++++ DOCUMENT EXTRACT ++++

A relation is a typed object, like a domain, and may be used as an
element in an array, or as an attribute of another relation.
RELATION relation_name {
attribute1 [, alias...] : type [ "[" nelem "]" ], label
...
attributeN [, alias...] : type [ "[" nelem "]" ], label
}
A relation may have any number of attributes. The order in which the
attributes are defined is arbitrary and should be chosen for logical
clarity (tables are stored in a packed format hence there are no
alignment considerations). Note that aliases may be provided for the
attribute name, and that the attribute name is given first, followed by
a colon and then a comma delimited list of the attributes of the
attribute being defined. The attribute TYPE should be a domain name or
the name of a predefined relation. The LABEL is optional, and is used
as a comment or column label to identify the attribute in the data
definition and in formatted output tables.
The attributes of a relation may be scalars, fixed or variable length
arrays of any predefined type, i.e., of any predefined domain or
relation, or actual base tables. The elements of an array must be
fixed in size, hence arrays of variable length records are not
permitted. Array and table valued attributes are denoted as shown in
the examples below. EVENT is a predefined fixed size relation.

++++ DATASET ENTRIES ++++

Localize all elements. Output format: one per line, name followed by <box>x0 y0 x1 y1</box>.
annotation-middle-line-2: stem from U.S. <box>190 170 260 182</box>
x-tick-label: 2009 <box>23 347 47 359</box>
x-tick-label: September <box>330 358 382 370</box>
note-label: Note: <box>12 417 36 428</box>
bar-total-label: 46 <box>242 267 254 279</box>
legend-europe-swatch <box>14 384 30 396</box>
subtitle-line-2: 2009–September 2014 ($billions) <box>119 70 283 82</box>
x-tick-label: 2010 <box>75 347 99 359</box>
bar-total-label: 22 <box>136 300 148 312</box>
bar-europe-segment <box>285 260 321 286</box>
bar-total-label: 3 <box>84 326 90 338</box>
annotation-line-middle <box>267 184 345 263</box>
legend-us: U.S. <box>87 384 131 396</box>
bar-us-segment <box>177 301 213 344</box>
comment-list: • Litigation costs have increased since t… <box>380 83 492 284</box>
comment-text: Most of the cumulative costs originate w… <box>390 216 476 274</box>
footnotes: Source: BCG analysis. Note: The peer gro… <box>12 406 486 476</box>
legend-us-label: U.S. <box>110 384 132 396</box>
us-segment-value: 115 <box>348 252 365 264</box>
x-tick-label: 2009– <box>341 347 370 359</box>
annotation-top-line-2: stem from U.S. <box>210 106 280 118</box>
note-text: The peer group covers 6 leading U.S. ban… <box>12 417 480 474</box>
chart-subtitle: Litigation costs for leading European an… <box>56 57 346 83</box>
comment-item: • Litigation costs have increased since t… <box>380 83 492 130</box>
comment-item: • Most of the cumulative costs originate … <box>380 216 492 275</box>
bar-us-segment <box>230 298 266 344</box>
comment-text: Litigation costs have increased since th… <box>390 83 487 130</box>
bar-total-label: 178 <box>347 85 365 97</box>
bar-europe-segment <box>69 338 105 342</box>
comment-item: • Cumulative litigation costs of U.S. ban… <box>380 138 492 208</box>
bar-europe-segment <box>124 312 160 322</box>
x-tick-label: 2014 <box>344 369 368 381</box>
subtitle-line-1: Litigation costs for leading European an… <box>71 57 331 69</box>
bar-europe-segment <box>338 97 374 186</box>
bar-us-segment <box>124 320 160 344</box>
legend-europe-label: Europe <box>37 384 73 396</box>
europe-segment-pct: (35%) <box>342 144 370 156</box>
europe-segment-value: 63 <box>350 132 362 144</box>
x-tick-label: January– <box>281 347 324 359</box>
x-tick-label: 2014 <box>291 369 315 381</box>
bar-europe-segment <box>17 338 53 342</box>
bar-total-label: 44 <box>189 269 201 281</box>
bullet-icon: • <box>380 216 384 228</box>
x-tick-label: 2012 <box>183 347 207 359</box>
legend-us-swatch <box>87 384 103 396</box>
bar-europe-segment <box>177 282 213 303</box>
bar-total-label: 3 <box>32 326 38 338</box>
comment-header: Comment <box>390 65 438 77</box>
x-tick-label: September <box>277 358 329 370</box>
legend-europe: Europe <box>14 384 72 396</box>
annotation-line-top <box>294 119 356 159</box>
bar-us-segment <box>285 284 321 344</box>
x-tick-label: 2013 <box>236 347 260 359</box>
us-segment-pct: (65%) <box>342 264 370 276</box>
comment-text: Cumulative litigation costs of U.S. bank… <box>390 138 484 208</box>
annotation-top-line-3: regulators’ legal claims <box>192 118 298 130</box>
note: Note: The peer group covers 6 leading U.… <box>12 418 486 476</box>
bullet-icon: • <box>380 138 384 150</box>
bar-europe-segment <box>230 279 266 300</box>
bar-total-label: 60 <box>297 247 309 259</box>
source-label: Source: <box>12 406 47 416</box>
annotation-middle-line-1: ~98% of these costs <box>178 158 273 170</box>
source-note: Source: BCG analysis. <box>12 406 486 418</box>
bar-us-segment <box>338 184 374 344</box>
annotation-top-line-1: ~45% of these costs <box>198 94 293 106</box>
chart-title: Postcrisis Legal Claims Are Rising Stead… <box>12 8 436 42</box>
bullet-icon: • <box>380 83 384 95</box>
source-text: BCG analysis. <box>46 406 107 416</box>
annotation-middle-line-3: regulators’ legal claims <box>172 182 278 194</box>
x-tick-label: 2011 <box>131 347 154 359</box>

++++

■ OBJECTIVES:
1 – Reproduce everything in the passage on relations from "attributeN [, alias...]" down to "formatted output tables.".
2 – In the passage on relations, what should an attribute's TYPE be?
3 – Write what comes next in the passage on relations, starting after its last sentence.

■ RESPONSES TO THE TASKS:
1 –
attributeN [, alias...] : type [ "[" nelem "]" ], label
}
A relation may have any number of attributes. The order in which the
attributes are defined is arbitrary and should be chosen for logical
clarity (tables are stored in a packed format hence there are no
alignment considerations). Note that aliases may be provided for the
attribute name, and that the attribute name is given first, followed by
a colon and then a comma delimited list of the attributes of the
attribute being defined. The attribute TYPE should be a domain name or
the name of a predefined relation. The LABEL is optional, and is used
as a comment or column label to identify the attribute in the data
definition and in formatted output tables.

2 – A domain name or the name of a predefined relation.

3 –
x: real # simple scalar field
coeff: real[10] # simple array valued field
name: char*20 # simple string valued field
month: char*3[12] # array of strings
label: char[] # variable length array
event: event # record valued field
event: event[8] # fixed array of records
event: event[] # variable array of records
event: event[*] # distinct base table
Any relation containing variable length arrays is a variable length
relation. A table valued attribute does not make a relation variable
length, since the table is stored separately from the records of the
parent table. Storage for fixed or small variable length arrays is
allocated within a variable length data record, hence small arrays are
the most efficient. Large arrays and table valued attributes are the
least efficient since storage is separately allocated (although
clustering of the records from different tables on the same datafile
-6-
DFIO (Feb88) Datafile I/O Interface DFIO (Feb88)
page is possible). Array or table valued attributes cannot be used in
indexes. The DF_FLEN function may be used to determine the length of
(number of elements or records in) an array or table valued attribute.
3.2.4 THE MAPPING STATEMENT
The DDL MAPPING statement is used to define a user record structure
(e.g., a dynamically allocated SPP binary data structure), and the
mapping of that structure onto a datafile relation (or base table, and
hence implicitly onto some relation). In the current implementation, a
mapping cannot map onto more than one relation, but there can be any
number of mappings of the same relation.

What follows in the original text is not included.